• _REQUIRED WORK_
State the number of lines that include the string "this", and write nothing else.

----- INPUT ROWS

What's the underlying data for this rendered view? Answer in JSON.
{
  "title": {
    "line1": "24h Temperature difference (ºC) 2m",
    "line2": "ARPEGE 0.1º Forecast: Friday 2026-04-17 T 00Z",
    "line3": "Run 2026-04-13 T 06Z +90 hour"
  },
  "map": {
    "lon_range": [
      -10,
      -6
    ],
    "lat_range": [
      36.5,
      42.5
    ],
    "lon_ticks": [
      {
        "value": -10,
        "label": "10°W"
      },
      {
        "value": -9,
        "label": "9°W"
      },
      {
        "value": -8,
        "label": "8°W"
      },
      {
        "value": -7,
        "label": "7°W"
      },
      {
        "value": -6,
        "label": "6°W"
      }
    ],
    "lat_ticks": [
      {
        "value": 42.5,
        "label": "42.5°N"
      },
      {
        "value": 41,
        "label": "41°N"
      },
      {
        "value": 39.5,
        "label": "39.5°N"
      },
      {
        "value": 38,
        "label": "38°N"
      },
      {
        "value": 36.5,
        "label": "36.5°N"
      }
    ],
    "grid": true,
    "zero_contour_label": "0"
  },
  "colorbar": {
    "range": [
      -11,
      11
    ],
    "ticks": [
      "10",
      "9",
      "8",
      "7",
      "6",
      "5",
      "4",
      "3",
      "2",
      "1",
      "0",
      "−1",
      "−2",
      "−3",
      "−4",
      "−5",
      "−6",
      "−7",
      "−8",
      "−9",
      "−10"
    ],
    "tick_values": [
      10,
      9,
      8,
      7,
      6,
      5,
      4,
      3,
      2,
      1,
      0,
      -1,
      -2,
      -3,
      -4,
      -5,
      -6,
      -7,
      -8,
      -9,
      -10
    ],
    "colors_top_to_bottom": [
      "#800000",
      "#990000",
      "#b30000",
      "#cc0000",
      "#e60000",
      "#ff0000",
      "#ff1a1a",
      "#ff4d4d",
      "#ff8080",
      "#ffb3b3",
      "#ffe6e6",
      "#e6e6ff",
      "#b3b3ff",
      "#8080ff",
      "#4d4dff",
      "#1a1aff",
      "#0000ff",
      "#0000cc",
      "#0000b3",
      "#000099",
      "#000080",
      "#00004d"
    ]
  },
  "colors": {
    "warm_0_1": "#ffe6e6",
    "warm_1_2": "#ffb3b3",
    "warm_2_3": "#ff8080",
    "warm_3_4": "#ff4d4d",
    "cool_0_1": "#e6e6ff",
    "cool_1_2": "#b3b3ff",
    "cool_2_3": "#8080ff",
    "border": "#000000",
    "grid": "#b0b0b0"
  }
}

----------
----- INPUT ROWS

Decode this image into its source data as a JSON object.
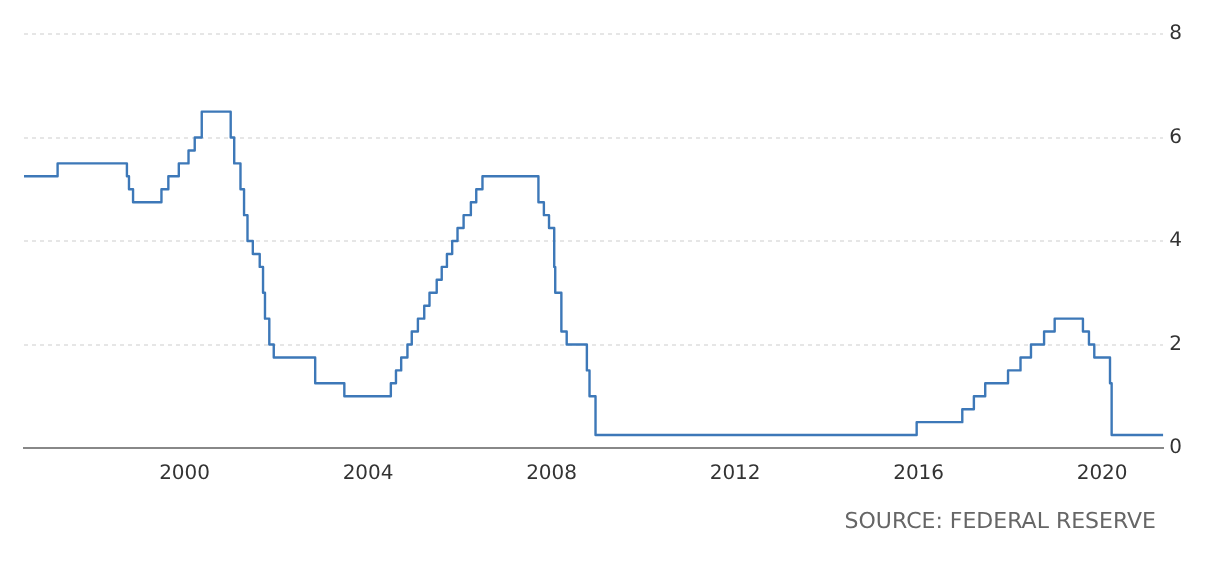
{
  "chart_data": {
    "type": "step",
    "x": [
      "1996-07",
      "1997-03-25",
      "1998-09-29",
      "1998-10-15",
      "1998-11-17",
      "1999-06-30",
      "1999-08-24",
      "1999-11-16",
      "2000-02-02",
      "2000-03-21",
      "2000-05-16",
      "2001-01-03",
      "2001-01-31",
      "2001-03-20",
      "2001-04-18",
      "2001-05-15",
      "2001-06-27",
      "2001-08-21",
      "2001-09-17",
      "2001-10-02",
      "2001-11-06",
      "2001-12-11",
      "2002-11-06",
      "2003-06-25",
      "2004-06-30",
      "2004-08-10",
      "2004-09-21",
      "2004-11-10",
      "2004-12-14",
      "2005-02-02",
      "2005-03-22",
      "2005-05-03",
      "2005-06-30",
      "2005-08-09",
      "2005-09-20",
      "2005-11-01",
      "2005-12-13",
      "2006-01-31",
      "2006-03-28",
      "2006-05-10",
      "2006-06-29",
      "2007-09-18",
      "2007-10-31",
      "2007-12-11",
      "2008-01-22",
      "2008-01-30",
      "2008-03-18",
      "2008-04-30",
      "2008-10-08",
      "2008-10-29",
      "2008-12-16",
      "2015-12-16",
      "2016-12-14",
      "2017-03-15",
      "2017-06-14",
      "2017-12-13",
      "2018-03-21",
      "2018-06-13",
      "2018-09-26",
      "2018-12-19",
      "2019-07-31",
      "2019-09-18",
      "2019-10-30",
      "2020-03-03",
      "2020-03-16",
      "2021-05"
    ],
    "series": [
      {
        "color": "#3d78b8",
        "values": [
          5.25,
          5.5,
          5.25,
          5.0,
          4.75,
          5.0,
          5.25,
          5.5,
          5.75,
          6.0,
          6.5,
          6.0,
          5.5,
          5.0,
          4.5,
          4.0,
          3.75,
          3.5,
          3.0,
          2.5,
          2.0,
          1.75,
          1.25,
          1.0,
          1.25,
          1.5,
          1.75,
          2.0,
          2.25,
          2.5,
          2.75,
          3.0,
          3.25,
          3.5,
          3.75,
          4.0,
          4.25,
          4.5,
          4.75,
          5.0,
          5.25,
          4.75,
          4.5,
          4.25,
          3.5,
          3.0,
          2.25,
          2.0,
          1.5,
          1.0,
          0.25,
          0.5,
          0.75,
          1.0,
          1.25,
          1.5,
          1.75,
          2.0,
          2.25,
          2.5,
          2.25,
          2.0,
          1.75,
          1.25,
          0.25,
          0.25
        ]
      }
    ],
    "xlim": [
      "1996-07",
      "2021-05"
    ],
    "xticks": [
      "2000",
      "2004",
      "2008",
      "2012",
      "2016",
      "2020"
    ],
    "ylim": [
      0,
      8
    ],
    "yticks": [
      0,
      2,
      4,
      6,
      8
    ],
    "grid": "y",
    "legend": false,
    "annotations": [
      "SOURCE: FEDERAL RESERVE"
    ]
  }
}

----------

• _EXERCISE ANSWER_
2